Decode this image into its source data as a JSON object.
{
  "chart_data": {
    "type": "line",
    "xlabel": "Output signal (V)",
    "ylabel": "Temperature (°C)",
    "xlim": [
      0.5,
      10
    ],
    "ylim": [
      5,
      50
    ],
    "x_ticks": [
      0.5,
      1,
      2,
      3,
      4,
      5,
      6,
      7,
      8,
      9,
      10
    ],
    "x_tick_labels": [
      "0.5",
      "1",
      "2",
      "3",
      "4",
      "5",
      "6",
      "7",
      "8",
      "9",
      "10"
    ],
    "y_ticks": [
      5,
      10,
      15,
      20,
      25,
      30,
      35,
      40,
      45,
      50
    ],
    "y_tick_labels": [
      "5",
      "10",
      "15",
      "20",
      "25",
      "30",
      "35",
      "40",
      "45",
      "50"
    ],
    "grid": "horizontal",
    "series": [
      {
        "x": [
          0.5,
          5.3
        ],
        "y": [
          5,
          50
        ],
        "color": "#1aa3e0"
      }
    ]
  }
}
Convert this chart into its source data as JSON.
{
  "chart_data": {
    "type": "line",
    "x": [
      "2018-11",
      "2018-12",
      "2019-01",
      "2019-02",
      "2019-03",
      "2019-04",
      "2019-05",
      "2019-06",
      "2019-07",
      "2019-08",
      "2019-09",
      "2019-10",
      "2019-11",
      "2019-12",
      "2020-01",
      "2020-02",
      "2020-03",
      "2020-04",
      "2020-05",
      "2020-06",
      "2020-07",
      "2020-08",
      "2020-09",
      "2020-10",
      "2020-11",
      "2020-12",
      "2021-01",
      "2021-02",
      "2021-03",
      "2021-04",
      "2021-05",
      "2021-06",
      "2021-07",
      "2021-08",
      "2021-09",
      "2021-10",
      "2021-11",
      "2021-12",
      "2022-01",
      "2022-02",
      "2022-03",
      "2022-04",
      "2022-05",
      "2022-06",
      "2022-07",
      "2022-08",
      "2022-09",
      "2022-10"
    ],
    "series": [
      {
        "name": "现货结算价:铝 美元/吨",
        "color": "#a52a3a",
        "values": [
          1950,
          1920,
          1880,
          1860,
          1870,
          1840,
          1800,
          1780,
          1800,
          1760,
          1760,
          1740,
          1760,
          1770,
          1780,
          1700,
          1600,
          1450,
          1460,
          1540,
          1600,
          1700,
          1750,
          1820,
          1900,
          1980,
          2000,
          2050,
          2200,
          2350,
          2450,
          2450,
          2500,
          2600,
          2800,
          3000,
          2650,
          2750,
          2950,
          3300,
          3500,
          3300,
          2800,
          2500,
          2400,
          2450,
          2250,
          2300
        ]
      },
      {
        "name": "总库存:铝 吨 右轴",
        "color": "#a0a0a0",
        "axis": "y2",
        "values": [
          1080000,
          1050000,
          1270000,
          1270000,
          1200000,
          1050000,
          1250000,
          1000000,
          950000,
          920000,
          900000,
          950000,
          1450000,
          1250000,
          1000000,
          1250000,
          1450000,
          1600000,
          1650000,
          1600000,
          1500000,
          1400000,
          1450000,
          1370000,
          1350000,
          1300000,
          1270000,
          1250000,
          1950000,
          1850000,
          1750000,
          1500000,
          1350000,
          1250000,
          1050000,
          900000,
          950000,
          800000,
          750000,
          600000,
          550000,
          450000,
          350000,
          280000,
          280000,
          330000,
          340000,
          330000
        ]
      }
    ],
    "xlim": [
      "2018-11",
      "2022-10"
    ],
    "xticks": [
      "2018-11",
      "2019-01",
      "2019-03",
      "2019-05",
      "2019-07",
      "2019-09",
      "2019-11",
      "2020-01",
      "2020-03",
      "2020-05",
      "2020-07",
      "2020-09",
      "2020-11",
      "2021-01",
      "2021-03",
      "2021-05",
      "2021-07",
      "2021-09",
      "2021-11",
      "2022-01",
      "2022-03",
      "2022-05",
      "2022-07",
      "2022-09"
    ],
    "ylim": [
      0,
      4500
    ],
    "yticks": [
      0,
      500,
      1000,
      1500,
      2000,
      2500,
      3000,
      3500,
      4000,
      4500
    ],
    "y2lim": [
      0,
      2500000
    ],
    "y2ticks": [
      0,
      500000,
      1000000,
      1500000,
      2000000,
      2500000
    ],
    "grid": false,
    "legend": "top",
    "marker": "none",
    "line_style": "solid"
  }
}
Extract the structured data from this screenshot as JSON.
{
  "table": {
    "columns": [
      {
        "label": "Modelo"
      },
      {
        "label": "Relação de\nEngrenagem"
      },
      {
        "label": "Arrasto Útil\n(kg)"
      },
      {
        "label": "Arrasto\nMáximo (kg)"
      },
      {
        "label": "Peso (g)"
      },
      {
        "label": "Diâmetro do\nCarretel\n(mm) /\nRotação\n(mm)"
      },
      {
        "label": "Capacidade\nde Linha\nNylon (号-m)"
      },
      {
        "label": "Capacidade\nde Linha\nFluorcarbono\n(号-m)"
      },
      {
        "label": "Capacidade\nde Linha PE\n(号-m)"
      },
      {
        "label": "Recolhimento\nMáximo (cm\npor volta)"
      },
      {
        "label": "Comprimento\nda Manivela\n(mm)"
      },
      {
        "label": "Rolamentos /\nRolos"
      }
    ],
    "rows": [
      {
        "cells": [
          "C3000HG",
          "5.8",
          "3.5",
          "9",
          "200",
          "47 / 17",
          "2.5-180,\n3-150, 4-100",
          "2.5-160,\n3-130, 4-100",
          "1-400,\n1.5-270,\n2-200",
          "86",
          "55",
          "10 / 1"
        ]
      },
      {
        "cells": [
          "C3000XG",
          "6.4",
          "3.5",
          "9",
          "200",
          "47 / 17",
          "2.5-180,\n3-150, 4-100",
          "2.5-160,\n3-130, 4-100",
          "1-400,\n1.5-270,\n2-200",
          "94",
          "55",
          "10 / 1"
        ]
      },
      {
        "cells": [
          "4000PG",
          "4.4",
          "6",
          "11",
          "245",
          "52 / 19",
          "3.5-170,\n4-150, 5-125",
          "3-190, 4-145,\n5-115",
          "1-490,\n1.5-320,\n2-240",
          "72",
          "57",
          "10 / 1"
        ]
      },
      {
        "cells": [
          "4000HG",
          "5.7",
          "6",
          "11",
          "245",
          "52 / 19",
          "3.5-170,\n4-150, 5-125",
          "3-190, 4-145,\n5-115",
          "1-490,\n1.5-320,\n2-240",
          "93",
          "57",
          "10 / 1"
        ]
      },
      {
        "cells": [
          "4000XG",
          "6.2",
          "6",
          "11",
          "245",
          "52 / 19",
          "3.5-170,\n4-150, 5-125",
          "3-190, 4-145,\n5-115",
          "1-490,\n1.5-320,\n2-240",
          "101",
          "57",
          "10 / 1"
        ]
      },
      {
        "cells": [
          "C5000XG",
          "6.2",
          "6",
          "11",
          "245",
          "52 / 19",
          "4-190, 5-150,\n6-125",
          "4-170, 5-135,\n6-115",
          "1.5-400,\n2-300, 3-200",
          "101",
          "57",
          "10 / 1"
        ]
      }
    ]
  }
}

══════════════════════════════

*REQUIRED WORK*: Transcribe the material above in its entirety. Match it exactly.

*OUTPUT FOR THIS EXERCISE*:
Decode this image into its source data as a JSON object.
{
  "chart_data": {
    "type": "line",
    "xlabel": "Output signal (V)",
    "ylabel": "Temperature (°C)",
    "xlim": [
      0.5,
      10
    ],
    "ylim": [
      5,
      50
    ],
    "x_ticks": [
      0.5,
      1,
      2,
      3,
      4,
      5,
      6,
      7,
      8,
      9,
      10
    ],
    "x_tick_labels": [
      "0.5",
      "1",
      "2",
      "3",
      "4",
      "5",
      "6",
      "7",
      "8",
      "9",
      "10"
    ],
    "y_ticks": [
      5,
      10,
      15,
      20,
      25,
      30,
      35,
      40,
      45,
      50
    ],
    "y_tick_labels": [
      "5",
      "10",
      "15",
      "20",
      "25",
      "30",
      "35",
      "40",
      "45",
      "50"
    ],
    "grid": "horizontal",
    "series": [
      {
        "x": [
          0.5,
          5.3
        ],
        "y": [
          5,
          50
        ],
        "color": "#1aa3e0"
      }
    ]
  }
}
Convert this chart into its source data as JSON.
{
  "chart_data": {
    "type": "line",
    "x": [
      "2018-11",
      "2018-12",
      "2019-01",
      "2019-02",
      "2019-03",
      "2019-04",
      "2019-05",
      "2019-06",
      "2019-07",
      "2019-08",
      "2019-09",
      "2019-10",
      "2019-11",
      "2019-12",
      "2020-01",
      "2020-02",
      "2020-03",
      "2020-04",
      "2020-05",
      "2020-06",
      "2020-07",
      "2020-08",
      "2020-09",
      "2020-10",
      "2020-11",
      "2020-12",
      "2021-01",
      "2021-02",
      "2021-03",
      "2021-04",
      "2021-05",
      "2021-06",
      "2021-07",
      "2021-08",
      "2021-09",
      "2021-10",
      "2021-11",
      "2021-12",
      "2022-01",
      "2022-02",
      "2022-03",
      "2022-04",
      "2022-05",
      "2022-06",
      "2022-07",
      "2022-08",
      "2022-09",
      "2022-10"
    ],
    "series": [
      {
        "name": "现货结算价:铝 美元/吨",
        "color": "#a52a3a",
        "values": [
          1950,
          1920,
          1880,
          1860,
          1870,
          1840,
          1800,
          1780,
          1800,
          1760,
          1760,
          1740,
          1760,
          1770,
          1780,
          1700,
          1600,
          1450,
          1460,
          1540,
          1600,
          1700,
          1750,
          1820,
          1900,
          1980,
          2000,
          2050,
          2200,
          2350,
          2450,
          2450,
          2500,
          2600,
          2800,
          3000,
          2650,
          2750,
          2950,
          3300,
          3500,
          3300,
          2800,
          2500,
          2400,
          2450,
          2250,
          2300
        ]
      },
      {
        "name": "总库存:铝 吨 右轴",
        "color": "#a0a0a0",
        "axis": "y2",
        "values": [
          1080000,
          1050000,
          1270000,
          1270000,
          1200000,
          1050000,
          1250000,
          1000000,
          950000,
          920000,
          900000,
          950000,
          1450000,
          1250000,
          1000000,
          1250000,
          1450000,
          1600000,
          1650000,
          1600000,
          1500000,
          1400000,
          1450000,
          1370000,
          1350000,
          1300000,
          1270000,
          1250000,
          1950000,
          1850000,
          1750000,
          1500000,
          1350000,
          1250000,
          1050000,
          900000,
          950000,
          800000,
          750000,
          600000,
          550000,
          450000,
          350000,
          280000,
          280000,
          330000,
          340000,
          330000
        ]
      }
    ],
    "xlim": [
      "2018-11",
      "2022-10"
    ],
    "xticks": [
      "2018-11",
      "2019-01",
      "2019-03",
      "2019-05",
      "2019-07",
      "2019-09",
      "2019-11",
      "2020-01",
      "2020-03",
      "2020-05",
      "2020-07",
      "2020-09",
      "2020-11",
      "2021-01",
      "2021-03",
      "2021-05",
      "2021-07",
      "2021-09",
      "2021-11",
      "2022-01",
      "2022-03",
      "2022-05",
      "2022-07",
      "2022-09"
    ],
    "ylim": [
      0,
      4500
    ],
    "yticks": [
      0,
      500,
      1000,
      1500,
      2000,
      2500,
      3000,
      3500,
      4000,
      4500
    ],
    "y2lim": [
      0,
      2500000
    ],
    "y2ticks": [
      0,
      500000,
      1000000,
      1500000,
      2000000,
      2500000
    ],
    "grid": false,
    "legend": "top",
    "marker": "none",
    "line_style": "solid"
  }
}
Extract the structured data from this screenshot as JSON.
{
  "table": {
    "columns": [
      {
        "label": "Modelo"
      },
      {
        "label": "Relação de\nEngrenagem"
      },
      {
        "label": "Arrasto Útil\n(kg)"
      },
      {
        "label": "Arrasto\nMáximo (kg)"
      },
      {
        "label": "Peso (g)"
      },
      {
        "label": "Diâmetro do\nCarretel\n(mm) /\nRotação\n(mm)"
      },
      {
        "label": "Capacidade\nde Linha\nNylon (号-m)"
      },
      {
        "label": "Capacidade\nde Linha\nFluorcarbono\n(号-m)"
      },
      {
        "label": "Capacidade\nde Linha PE\n(号-m)"
      },
      {
        "label": "Recolhimento\nMáximo (cm\npor volta)"
      },
      {
        "label": "Comprimento\nda Manivela\n(mm)"
      },
      {
        "label": "Rolamentos /\nRolos"
      }
    ],
    "rows": [
      {
        "cells": [
          "C3000HG",
          "5.8",
          "3.5",
          "9",
          "200",
          "47 / 17",
          "2.5-180,\n3-150, 4-100",
          "2.5-160,\n3-130, 4-100",
          "1-400,\n1.5-270,\n2-200",
          "86",
          "55",
          "10 / 1"
        ]
      },
      {
        "cells": [
          "C3000XG",
          "6.4",
          "3.5",
          "9",
          "200",
          "47 / 17",
          "2.5-180,\n3-150, 4-100",
          "2.5-160,\n3-130, 4-100",
          "1-400,\n1.5-270,\n2-200",
          "94",
          "55",
          "10 / 1"
        ]
      },
      {
        "cells": [
          "4000PG",
          "4.4",
          "6",
          "11",
          "245",
          "52 / 19",
          "3.5-170,\n4-150, 5-125",
          "3-190, 4-145,\n5-115",
          "1-490,\n1.5-320,\n2-240",
          "72",
          "57",
          "10 / 1"
        ]
      },
      {
        "cells": [
          "4000HG",
          "5.7",
          "6",
          "11",
          "245",
          "52 / 19",
          "3.5-170,\n4-150, 5-125",
          "3-190, 4-145,\n5-115",
          "1-490,\n1.5-320,\n2-240",
          "93",
          "57",
          "10 / 1"
        ]
      },
      {
        "cells": [
          "4000XG",
          "6.2",
          "6",
          "11",
          "245",
          "52 / 19",
          "3.5-170,\n4-150, 5-125",
          "3-190, 4-145,\n5-115",
          "1-490,\n1.5-320,\n2-240",
          "101",
          "57",
          "10 / 1"
        ]
      },
      {
        "cells": [
          "C5000XG",
          "6.2",
          "6",
          "11",
          "245",
          "52 / 19",
          "4-190, 5-150,\n6-125",
          "4-170, 5-135,\n6-115",
          "1.5-400,\n2-300, 3-200",
          "101",
          "57",
          "10 / 1"
        ]
      }
    ]
  }
}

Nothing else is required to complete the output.